*Problem to work on*: Count each line in which the word "JSON" appears. Reply with the total and nothing more.

*Figure collection entries*:
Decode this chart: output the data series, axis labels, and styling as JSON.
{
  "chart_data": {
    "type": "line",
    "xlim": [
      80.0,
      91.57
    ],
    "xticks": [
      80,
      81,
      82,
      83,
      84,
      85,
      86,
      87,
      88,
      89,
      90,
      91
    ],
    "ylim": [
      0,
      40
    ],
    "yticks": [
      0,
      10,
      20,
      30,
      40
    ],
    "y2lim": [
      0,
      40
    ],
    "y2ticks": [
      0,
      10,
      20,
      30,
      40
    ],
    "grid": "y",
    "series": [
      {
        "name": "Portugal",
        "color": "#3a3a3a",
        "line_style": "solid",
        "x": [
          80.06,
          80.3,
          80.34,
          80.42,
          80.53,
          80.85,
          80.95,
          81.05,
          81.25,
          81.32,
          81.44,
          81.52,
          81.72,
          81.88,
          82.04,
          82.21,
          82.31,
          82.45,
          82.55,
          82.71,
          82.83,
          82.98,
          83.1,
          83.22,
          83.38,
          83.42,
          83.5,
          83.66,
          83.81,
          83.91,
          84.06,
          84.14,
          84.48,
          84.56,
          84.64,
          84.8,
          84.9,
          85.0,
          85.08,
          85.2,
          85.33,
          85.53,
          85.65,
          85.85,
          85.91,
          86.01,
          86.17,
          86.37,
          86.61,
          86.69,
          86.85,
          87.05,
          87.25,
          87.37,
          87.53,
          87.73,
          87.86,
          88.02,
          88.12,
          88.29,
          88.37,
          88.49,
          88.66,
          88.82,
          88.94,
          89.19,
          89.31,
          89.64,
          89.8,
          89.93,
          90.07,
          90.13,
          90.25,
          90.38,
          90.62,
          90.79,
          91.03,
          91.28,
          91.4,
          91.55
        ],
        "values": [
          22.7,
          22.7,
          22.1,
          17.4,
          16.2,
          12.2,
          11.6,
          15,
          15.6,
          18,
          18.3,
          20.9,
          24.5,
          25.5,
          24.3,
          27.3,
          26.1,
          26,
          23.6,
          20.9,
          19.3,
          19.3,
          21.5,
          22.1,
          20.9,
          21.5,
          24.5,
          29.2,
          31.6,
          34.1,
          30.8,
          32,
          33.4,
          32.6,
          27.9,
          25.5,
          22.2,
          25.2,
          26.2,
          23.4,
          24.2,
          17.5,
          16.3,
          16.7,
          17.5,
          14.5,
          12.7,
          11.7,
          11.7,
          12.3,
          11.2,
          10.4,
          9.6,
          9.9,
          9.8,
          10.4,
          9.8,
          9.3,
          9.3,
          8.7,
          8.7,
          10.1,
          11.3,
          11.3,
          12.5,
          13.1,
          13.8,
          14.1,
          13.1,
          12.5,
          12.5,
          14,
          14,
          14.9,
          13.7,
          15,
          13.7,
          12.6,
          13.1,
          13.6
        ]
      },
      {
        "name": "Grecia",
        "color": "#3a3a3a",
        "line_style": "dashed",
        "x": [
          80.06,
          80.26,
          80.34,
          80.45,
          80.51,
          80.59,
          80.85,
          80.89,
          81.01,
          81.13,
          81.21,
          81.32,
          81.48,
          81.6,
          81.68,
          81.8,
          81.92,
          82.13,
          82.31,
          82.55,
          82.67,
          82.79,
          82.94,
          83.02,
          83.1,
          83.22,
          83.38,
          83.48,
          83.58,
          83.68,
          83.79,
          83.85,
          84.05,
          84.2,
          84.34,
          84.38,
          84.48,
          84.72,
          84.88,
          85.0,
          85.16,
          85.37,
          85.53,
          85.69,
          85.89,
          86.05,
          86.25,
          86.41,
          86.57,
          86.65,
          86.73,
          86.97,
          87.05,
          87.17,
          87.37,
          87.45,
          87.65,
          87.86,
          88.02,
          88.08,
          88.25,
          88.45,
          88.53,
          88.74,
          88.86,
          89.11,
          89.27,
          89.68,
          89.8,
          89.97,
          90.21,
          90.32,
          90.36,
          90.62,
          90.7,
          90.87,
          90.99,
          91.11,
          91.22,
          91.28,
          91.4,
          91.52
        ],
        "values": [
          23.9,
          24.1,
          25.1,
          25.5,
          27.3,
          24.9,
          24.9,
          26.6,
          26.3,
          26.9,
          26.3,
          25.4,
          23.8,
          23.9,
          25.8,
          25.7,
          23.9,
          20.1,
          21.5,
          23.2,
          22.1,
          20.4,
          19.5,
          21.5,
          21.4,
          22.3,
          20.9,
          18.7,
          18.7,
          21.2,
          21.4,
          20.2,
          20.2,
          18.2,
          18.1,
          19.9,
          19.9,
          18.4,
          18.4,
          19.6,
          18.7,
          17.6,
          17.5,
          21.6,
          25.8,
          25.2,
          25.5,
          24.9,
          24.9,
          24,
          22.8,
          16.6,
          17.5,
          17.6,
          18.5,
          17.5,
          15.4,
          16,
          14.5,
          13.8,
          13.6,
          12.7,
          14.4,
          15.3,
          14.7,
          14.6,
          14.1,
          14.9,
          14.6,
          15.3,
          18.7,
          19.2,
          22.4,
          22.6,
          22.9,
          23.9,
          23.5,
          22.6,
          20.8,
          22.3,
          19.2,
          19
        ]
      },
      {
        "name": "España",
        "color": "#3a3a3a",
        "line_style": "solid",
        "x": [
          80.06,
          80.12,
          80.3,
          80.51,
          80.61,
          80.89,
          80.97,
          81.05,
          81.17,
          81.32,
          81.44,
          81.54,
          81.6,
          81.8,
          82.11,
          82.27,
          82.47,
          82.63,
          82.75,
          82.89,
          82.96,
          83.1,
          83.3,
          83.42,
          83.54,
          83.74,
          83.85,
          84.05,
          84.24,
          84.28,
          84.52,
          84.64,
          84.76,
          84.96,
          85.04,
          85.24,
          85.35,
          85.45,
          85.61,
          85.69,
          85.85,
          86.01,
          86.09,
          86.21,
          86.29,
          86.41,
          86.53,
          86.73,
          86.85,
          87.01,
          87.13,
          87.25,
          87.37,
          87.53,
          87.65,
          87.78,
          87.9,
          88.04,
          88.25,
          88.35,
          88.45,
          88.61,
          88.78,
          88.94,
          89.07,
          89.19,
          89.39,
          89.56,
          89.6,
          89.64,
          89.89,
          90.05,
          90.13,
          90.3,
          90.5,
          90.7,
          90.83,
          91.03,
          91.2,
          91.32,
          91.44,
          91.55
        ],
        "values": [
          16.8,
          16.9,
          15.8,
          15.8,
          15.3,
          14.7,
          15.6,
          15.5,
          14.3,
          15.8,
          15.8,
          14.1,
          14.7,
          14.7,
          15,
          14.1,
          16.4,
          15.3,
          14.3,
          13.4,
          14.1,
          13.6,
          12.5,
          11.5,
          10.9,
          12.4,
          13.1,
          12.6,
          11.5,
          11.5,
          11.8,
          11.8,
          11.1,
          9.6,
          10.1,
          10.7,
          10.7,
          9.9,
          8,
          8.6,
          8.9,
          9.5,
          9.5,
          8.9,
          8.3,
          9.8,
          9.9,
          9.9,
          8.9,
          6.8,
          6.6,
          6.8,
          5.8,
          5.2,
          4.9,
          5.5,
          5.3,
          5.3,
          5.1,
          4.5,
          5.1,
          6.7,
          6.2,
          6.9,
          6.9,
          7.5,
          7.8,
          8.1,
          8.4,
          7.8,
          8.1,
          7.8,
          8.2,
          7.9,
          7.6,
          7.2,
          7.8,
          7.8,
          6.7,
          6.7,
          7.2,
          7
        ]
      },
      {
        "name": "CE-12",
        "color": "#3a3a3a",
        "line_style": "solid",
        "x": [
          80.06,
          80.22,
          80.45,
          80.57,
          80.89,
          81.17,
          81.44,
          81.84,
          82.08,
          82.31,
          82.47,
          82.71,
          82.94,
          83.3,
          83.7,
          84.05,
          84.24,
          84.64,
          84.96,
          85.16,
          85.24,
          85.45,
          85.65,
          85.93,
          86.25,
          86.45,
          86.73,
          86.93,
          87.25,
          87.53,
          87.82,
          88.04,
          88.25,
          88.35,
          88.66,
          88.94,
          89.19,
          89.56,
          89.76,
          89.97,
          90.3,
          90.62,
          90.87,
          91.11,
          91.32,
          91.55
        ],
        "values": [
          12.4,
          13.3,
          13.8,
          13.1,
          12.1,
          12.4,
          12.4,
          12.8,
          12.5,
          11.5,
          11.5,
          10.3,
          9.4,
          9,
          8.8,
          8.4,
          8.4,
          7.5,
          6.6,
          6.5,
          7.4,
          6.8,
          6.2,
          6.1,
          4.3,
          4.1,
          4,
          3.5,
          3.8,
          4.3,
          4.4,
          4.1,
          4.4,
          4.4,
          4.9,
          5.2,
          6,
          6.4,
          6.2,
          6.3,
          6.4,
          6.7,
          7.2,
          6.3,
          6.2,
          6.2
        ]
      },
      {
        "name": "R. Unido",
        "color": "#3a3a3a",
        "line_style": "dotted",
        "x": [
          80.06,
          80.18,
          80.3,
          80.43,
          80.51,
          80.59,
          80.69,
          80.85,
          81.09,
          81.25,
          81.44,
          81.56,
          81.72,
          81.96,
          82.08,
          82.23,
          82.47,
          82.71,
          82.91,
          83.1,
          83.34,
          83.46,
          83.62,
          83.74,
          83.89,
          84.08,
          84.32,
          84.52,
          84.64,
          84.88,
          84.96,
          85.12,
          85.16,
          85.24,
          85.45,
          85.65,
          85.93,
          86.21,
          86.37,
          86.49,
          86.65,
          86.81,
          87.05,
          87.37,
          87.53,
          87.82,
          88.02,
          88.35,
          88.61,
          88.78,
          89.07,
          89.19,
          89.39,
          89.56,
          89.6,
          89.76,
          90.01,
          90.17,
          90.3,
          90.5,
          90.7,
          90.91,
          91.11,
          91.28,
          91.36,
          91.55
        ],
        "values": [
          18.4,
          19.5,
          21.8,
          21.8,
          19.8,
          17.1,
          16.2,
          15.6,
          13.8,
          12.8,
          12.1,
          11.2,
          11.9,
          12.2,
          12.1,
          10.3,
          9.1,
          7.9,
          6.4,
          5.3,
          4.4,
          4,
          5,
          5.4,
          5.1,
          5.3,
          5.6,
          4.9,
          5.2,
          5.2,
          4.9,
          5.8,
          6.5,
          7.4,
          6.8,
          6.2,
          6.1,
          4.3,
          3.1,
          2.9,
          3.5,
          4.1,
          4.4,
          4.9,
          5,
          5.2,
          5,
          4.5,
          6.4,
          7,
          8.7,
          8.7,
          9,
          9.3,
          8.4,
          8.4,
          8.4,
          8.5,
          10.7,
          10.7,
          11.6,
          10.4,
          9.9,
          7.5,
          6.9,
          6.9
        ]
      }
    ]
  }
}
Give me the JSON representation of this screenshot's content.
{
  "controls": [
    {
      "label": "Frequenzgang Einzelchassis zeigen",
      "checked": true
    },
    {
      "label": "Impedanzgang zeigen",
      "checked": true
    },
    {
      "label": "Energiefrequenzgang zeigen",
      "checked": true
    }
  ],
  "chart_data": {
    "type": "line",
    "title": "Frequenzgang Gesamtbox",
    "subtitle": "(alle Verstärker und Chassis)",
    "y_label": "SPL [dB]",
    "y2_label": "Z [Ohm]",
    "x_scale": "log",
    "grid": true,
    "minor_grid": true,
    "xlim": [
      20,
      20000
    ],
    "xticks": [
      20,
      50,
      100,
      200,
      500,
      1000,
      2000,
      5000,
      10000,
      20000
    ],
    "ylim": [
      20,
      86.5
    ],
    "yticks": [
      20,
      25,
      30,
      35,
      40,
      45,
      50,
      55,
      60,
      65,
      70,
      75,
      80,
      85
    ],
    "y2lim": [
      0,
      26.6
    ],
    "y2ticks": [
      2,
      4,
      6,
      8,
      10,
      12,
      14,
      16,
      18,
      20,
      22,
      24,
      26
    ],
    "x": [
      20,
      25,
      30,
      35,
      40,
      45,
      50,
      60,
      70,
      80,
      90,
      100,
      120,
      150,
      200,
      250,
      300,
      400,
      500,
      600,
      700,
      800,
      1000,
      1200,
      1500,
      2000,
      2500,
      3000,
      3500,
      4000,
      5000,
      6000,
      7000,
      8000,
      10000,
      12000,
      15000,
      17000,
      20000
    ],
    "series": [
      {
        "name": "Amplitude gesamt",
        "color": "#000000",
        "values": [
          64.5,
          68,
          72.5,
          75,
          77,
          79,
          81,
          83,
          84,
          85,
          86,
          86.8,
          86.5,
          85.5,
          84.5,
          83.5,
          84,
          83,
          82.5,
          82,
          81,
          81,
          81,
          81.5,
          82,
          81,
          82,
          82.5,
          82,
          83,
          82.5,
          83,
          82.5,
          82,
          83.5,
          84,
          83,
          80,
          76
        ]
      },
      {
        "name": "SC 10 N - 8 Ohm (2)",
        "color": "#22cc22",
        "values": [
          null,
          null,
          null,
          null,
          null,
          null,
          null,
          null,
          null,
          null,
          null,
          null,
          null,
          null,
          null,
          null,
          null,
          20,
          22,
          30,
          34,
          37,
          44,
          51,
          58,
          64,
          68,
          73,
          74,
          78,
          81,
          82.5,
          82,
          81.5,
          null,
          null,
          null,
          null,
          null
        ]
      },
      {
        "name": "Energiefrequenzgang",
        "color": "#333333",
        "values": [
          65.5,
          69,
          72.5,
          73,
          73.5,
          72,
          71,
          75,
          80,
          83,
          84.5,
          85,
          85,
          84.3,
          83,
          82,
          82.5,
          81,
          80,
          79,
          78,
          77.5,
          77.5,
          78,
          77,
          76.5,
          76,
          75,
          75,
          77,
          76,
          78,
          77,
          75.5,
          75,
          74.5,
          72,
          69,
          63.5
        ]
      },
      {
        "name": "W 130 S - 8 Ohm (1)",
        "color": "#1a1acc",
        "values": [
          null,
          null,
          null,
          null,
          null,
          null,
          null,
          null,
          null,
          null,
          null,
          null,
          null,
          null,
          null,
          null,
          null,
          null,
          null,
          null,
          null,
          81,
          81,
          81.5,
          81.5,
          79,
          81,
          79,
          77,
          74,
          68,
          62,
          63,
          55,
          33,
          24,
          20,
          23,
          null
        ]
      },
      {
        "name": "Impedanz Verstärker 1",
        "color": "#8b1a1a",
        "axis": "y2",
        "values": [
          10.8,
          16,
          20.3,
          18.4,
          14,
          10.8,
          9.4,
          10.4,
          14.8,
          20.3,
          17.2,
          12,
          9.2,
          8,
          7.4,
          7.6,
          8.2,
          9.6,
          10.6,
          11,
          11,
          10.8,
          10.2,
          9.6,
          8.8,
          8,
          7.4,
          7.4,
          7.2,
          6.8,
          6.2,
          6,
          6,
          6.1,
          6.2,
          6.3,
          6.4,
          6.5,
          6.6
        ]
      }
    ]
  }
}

*Answer below*: 2